## EXERCISE:
Wherever the word "death" turns up in a line of the entries, copy that line.

## SUPPLIED MATERIAL:
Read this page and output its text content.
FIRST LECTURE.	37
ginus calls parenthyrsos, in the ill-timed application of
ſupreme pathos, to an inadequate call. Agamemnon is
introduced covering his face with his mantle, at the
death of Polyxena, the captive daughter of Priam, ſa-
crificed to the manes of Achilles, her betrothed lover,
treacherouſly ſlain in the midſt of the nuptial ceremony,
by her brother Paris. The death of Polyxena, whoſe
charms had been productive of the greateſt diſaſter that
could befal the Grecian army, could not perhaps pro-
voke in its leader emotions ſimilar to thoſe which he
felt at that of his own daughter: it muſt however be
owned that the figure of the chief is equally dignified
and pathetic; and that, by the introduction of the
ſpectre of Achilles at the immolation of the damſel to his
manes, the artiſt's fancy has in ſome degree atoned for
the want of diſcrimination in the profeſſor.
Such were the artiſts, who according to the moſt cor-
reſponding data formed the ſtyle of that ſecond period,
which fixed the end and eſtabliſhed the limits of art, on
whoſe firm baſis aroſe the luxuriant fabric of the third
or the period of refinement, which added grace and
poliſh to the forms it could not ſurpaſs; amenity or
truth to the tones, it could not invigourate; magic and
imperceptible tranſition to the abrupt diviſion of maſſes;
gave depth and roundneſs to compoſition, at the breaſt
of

## EXERCISE ANSWER:
death of Polyxena, the captive daughter of Priam, ſa-
by her brother Paris. The death of Polyxena, whoſe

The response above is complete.